◆ Extract provided ◆

((

Amylases accelerate the breakdown of starch-based stains from foods such as such as cereals, gravy, potato and pasta dishes. Amylases promote complete removal of starch at low wash temperatures. Starch is a long-chained carbohydrate consisting of glucose molecules bound together by alpha-1,4-glycosidic bonds. During wash, certain amylases catalyze the hydrolysis of alpha-1,4- bonds in starch, leading to the decomposition of starch into soluble dextrins and oligosaccharides. Unlike starch, dextrins and oligosaccharides are readily soluble in water and are therefore easier to remove from the surface.
Lipases accelerate the breakdown of triacyl glycerols (lipids) into fatty acids and glycerol. Lipases promote the removal of body stains, animal fats, and vegetable oils from fabric surfaces. Fatty material trapped inside cotton fibers can give rise to visible discoloration on fabrics and these visible spots cannot be removed effectively at medium-to-low washing temperatures without use of a lipase enzyme.
Cellulases are used specifically in laundry detergents to improve the appearance of washed fabric. Repeated washing and wearing damages cotton fibers, resulting in areas with bristly cellulose microfibrils (“fuzz”) that eventually form pills. These microfibrils trap particulate soil, preventing white fabrics from staying white and making colored fabrics look dull. Cellulases cleave microfibrils and pills thereby releasing any trapped particulate soil and helping maintain the brightness of colors on cotton fibers. Cellulases also aid primary stain removal by modifying the surface of cellulosic fibers and fabrics, making it easier for stains to be removed.
Mannanases break down mannans, an adhesive material found in guar gum and locust bean gum. Mannans or galactomannans are polysaccharides consisting of a mannose backbone linked together by β-1,4-linkages with side-chains of galactose attached to the backbone by α-1,6 linkages. Mannanases cleave the β-1,4-linkages of mannans, thus breaking down the gum polymer into smaller, more water-soluble carbohydrate fragments that can be easily removed from the surface being cleaned.

))

◆ Set of tasks ◆
1. Which kinds of enzyme does the enzyme passage describe? List each one.
2. Answer these questions about the enzyme passage, one per line:
(a) What bonds join the glucose molecules in starch?
(b) Into what do lipases break down triacyl glycerols?
(c) In which two gums is the adhesive material mannan found?

Extracted records:
((

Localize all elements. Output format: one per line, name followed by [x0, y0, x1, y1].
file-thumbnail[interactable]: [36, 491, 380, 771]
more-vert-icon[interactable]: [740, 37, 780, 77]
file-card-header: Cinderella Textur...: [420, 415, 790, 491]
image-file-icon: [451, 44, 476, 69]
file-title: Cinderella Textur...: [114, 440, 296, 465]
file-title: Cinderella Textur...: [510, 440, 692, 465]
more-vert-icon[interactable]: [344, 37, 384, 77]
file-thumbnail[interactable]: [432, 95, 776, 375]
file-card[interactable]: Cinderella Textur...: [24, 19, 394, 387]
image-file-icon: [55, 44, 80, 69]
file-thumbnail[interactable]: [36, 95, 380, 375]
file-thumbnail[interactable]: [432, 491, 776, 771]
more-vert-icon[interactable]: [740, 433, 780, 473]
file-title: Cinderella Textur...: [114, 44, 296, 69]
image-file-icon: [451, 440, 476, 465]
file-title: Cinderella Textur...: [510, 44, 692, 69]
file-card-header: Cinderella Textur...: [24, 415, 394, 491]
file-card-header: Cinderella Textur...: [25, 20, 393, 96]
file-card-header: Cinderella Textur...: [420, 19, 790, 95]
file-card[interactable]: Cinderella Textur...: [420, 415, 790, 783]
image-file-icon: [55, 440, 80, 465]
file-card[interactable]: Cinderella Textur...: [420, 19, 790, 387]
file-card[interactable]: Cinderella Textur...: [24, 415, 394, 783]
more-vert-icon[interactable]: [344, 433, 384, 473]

))

◆ Task-by-task results ◆
1.
Amylases
Lipases
Cellulases
Mannanases

2.
(a) Alpha-1,4-glycosidic bonds
(b) Fatty acids and glycerol
(c) Guar gum and locust bean gum